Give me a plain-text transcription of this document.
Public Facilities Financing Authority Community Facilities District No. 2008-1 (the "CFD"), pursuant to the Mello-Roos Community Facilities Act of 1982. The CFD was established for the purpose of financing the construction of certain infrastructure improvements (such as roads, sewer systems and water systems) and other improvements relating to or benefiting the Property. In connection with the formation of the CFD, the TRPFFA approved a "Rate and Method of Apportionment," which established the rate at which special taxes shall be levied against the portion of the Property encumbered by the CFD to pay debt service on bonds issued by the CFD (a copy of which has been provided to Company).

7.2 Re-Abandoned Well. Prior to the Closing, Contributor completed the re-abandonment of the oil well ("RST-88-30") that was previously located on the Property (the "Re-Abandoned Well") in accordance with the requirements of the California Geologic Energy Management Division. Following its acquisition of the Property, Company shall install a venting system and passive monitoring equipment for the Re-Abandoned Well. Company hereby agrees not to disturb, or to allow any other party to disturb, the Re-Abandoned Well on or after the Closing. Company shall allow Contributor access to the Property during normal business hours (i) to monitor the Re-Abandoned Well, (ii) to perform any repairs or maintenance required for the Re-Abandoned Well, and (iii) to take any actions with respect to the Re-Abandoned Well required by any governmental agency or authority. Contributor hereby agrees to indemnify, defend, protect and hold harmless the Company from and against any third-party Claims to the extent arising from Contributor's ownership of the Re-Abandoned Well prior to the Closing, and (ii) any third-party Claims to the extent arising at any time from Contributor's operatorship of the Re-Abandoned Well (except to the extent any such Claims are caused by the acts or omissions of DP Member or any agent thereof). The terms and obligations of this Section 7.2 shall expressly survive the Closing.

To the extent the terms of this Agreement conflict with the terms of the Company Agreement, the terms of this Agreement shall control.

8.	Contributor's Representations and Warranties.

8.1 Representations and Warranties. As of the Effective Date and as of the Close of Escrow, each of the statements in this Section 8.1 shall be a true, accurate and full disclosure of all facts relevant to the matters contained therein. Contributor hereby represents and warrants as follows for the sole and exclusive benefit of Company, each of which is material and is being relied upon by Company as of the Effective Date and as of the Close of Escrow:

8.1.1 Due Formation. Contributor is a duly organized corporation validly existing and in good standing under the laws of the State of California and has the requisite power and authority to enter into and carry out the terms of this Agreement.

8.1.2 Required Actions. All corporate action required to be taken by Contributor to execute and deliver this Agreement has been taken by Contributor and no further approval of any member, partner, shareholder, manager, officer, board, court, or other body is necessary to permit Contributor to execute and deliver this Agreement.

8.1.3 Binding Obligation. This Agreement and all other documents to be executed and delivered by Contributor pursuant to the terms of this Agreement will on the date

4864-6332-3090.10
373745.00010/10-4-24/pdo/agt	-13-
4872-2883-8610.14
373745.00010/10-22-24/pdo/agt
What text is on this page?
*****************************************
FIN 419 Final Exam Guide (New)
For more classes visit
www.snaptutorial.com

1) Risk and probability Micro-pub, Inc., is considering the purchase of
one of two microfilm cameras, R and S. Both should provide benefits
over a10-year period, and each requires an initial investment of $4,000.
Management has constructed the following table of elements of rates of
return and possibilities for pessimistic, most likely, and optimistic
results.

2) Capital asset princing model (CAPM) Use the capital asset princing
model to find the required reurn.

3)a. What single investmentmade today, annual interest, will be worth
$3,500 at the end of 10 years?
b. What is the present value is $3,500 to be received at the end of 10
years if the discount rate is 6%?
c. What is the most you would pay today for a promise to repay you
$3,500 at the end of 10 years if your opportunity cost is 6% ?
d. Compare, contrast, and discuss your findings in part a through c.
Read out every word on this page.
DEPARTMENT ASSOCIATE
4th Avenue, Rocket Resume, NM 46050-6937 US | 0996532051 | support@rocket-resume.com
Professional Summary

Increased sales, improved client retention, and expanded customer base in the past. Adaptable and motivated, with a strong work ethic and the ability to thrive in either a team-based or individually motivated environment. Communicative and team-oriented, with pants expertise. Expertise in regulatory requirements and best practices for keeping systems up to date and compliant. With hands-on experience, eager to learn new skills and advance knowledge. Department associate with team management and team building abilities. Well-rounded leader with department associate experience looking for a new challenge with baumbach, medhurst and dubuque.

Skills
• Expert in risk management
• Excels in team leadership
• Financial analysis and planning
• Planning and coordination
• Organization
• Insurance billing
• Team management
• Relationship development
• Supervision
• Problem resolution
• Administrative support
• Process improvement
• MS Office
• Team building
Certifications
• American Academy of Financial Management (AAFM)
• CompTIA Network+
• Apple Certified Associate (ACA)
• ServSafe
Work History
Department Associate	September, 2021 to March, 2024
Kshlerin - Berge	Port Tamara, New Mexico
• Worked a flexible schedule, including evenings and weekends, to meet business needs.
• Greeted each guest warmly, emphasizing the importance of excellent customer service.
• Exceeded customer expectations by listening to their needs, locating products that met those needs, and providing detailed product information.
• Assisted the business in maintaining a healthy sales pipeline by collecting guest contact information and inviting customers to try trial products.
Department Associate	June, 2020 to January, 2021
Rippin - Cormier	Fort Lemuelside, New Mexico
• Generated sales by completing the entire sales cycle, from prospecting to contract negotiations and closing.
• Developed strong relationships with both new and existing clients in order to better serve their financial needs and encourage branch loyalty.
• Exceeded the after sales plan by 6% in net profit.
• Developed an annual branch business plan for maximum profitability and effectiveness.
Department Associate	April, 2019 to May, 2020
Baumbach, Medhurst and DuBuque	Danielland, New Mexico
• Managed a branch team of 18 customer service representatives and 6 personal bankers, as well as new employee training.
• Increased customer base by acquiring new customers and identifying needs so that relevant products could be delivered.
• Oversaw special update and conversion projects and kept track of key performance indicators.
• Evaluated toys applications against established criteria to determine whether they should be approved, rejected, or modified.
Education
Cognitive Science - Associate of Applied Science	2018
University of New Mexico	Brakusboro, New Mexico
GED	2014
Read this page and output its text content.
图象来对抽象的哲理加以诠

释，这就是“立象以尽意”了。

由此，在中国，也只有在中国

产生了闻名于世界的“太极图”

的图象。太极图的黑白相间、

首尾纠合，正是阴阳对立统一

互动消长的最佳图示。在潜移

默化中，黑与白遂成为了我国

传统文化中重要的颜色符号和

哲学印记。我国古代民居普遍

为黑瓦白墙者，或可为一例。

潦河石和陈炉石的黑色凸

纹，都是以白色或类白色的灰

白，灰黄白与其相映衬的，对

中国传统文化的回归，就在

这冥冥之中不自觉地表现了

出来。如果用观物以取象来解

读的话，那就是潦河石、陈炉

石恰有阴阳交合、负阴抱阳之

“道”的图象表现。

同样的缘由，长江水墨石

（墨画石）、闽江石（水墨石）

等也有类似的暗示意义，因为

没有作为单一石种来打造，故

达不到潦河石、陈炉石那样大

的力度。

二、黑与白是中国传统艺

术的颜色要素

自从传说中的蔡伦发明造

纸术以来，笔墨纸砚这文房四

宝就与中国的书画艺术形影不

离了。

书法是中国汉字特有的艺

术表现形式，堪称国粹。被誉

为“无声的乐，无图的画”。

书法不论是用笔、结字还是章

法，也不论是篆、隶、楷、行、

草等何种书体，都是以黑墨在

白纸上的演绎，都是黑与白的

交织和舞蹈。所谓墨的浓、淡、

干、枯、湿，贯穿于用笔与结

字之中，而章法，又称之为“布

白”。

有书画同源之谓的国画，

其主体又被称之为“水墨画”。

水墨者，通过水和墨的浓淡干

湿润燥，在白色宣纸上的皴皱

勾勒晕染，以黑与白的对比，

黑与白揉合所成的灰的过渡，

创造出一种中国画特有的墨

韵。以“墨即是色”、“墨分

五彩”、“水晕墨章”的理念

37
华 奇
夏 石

---+---

Task goal:
Lines containing "most" are to be counted. State the total and add nothing.

Result of the task:
2